--- Text ---
----------------

# Alicante airport new terminal



## DunWorkin (Sep 2, 2010)

I posted this on another forum and thought it might be of interest here.


My husband went there this morning to meet someone. 

You drive in as though you were driving to the old terminal one. Past the front of the old terminal is the new terminal (now called terminal one) and the new car park.

The old terminals 1 and 2 are now closed, as is the old car park.

The new terminal is open together with a new large 5 story car park. The best level to park when meeting someone at arrivals is level 4 then you just walk across an enclosed walkway into the terminal.

There is a limited drop off area for departures at level 5.


----------



## xabiaxica (Jun 23, 2009)

DunWorkin said:


> I posted this on another forum and thought it might be of interest here.
> 
> 
> My husband went there this morning to meet someone.
> ...


I just read it there


----------



## DunWorkin (Sep 2, 2010)

xabiachica said:


> I just read it there


I repeated it here as I don't think everyone here is on the other one.


----------



## xabiaxica (Jun 23, 2009)

DunWorkin said:


> I repeated it here as I don't think everyone here is on the other one.


no, they're not I'm sure

it was weird - I had literally read it there - flicked over to here & straight into reading it again


----------



## JoCatalunya (Mar 16, 2011)

I have only flown into and out of Alicante once before, it was huge then, so how big is it now?


----------



## DunWorkin (Sep 2, 2010)

JoCatalunya said:


> I have only flown into and out of Alicante once before, it was huge then, so how big is it now?


It is about 6 times bigger than before.

More details can be found here

Alicante Airport New Terminal - Aena.es


----------



## xicoalc (Apr 20, 2010)

DunWorkin said:


> The old terminals 1 and 2 are now closed, as is the old car park.

----------------

--- Stated problem 1 ---
In the rows, start at the line that has "Patent image size: (1270, 905)." and stop after the line that has "The pin 58 is at (305, 524).", then echo those lines word for word.
The Alicante airport thread and the rows come from unrelated sources.

----------------

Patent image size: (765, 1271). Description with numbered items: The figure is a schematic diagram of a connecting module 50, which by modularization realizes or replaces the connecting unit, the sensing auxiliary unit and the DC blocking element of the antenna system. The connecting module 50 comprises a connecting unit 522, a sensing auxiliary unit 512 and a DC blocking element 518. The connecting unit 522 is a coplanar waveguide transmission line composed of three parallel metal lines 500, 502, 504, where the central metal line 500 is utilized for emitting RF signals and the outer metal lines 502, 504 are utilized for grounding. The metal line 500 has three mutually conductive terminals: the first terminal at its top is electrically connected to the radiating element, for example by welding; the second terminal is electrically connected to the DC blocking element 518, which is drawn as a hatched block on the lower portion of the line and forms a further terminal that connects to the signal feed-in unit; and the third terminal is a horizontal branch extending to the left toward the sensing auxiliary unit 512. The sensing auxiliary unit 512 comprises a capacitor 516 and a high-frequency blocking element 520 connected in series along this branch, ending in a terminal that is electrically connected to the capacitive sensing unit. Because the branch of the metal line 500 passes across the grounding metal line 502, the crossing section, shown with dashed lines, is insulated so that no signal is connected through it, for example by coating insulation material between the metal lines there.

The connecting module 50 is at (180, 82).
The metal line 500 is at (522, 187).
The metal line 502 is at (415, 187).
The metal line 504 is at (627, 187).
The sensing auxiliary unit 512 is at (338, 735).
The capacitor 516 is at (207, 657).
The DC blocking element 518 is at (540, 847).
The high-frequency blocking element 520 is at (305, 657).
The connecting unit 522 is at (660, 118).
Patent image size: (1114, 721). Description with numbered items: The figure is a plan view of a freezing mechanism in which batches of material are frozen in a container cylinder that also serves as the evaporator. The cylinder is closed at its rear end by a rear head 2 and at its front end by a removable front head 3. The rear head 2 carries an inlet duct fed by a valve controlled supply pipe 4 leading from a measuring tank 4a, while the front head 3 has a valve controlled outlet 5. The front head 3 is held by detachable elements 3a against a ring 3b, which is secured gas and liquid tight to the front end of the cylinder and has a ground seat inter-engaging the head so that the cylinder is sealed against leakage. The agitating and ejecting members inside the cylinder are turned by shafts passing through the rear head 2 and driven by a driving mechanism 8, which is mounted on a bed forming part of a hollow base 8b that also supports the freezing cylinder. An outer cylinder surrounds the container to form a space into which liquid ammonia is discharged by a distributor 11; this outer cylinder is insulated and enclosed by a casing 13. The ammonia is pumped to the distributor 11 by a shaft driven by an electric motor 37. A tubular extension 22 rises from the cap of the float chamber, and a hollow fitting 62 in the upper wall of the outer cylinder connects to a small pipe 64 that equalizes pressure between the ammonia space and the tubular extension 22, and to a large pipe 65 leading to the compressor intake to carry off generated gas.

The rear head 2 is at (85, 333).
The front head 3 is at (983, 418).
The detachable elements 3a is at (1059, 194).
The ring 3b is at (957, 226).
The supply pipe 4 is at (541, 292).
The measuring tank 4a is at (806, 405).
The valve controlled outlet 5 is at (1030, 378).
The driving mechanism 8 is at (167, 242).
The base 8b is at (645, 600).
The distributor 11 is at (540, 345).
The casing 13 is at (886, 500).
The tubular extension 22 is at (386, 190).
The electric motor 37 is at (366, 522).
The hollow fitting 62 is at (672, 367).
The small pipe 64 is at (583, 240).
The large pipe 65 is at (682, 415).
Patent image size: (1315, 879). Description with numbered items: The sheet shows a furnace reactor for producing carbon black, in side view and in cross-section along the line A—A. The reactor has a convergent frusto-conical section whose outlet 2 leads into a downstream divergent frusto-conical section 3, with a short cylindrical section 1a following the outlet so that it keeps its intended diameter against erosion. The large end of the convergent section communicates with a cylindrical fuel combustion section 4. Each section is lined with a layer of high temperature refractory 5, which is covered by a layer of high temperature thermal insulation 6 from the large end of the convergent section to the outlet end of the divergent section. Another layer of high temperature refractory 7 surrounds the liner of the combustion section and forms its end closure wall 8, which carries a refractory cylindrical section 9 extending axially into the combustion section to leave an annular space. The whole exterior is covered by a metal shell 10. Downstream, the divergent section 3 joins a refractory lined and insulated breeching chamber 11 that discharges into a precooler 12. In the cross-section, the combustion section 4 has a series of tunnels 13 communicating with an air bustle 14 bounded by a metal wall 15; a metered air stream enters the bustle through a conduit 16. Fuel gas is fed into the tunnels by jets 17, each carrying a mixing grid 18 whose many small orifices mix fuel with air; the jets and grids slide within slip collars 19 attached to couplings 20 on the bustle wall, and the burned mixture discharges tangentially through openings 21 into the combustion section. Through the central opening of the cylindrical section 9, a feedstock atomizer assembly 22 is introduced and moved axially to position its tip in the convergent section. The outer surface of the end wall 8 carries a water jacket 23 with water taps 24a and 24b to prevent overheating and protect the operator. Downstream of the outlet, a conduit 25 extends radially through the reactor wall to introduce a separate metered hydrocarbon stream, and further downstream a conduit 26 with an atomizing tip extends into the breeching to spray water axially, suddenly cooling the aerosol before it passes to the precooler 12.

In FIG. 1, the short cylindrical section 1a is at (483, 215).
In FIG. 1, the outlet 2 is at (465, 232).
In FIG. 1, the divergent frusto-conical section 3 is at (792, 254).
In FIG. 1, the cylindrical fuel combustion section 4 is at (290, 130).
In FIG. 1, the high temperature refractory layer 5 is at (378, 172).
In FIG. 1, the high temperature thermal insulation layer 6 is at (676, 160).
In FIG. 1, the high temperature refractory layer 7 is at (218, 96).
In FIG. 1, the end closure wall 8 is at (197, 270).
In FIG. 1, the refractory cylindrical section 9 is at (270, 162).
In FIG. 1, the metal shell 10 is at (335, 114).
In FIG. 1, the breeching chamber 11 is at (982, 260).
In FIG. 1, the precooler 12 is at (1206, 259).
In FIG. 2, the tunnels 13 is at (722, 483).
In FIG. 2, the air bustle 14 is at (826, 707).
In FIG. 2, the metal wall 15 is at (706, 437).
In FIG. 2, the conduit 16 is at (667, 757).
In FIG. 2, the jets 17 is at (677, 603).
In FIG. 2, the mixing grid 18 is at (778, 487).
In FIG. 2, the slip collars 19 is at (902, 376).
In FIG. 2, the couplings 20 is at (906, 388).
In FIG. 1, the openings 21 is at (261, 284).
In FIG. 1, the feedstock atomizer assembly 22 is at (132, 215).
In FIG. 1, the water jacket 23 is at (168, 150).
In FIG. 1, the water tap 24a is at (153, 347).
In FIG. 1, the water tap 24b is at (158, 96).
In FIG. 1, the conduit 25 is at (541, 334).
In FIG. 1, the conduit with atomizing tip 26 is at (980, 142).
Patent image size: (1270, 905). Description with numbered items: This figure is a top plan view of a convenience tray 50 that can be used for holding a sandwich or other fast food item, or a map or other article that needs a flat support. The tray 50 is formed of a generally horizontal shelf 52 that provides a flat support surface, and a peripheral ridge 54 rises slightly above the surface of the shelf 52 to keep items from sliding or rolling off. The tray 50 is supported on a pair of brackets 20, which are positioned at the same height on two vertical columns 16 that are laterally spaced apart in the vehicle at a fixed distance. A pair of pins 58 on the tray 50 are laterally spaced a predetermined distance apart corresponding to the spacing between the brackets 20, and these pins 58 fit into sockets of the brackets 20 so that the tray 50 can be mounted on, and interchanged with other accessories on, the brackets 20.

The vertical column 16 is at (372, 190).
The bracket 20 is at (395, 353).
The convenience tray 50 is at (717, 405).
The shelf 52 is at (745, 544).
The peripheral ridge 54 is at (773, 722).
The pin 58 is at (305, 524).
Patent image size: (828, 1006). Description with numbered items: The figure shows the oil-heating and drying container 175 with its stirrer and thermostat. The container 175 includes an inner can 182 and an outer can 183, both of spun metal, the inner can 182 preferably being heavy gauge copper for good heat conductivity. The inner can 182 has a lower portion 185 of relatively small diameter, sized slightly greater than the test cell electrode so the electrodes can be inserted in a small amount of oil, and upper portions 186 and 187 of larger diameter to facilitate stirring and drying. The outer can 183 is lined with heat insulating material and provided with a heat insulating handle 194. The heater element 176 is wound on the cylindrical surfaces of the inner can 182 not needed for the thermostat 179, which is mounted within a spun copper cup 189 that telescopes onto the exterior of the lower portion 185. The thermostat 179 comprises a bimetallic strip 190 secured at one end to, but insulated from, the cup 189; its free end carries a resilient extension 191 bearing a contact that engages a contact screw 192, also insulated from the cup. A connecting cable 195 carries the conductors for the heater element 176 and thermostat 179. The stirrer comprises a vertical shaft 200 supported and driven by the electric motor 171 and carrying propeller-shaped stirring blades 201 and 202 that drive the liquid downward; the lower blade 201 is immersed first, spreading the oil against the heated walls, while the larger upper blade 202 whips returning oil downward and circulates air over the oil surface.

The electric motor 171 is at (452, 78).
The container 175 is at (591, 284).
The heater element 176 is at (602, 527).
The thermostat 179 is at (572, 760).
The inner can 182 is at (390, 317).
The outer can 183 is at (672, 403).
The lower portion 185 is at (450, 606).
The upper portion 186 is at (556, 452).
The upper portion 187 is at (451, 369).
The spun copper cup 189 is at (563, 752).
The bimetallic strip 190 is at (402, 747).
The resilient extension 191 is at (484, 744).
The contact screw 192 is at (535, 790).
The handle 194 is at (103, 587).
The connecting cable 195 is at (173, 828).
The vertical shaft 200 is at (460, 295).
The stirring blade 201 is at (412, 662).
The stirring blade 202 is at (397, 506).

----------------

--- Stated problem 2 ---
Copy the part of the Alicante airport thread that begins at the words "# Alicante airport" and ends after the words "new car park.", without changing anything.

--- Full output 1 ---
Patent image size: (1270, 905). Description with numbered items: This figure is a top plan view of a convenience tray 50 that can be used for holding a sandwich or other fast food item, or a map or other article that needs a flat support. The tray 50 is formed of a generally horizontal shelf 52 that provides a flat support surface, and a peripheral ridge 54 rises slightly above the surface of the shelf 52 to keep items from sliding or rolling off. The tray 50 is supported on a pair of brackets 20, which are positioned at the same height on two vertical columns 16 that are laterally spaced apart in the vehicle at a fixed distance. A pair of pins 58 on the tray 50 are laterally spaced a predetermined distance apart corresponding to the spacing between the brackets 20, and these pins 58 fit into sockets of the brackets 20 so that the tray 50 can be mounted on, and interchanged with other accessories on, the brackets 20.

The vertical column 16 is at (372, 190).
The bracket 20 is at (395, 353).
The convenience tray 50 is at (717, 405).
The shelf 52 is at (745, 544).
The peripheral ridge 54 is at (773, 722).
The pin 58 is at (305, 524).

--- Full output 2 ---
# Alicante airport new terminal



## DunWorkin (Sep 2, 2010)

I posted this on another forum and thought it might be of interest here.


My husband went there this morning to meet someone. 

You drive in as though you were driving to the old terminal one. Past the front of the old terminal is the new terminal (now called terminal one) and the new car park.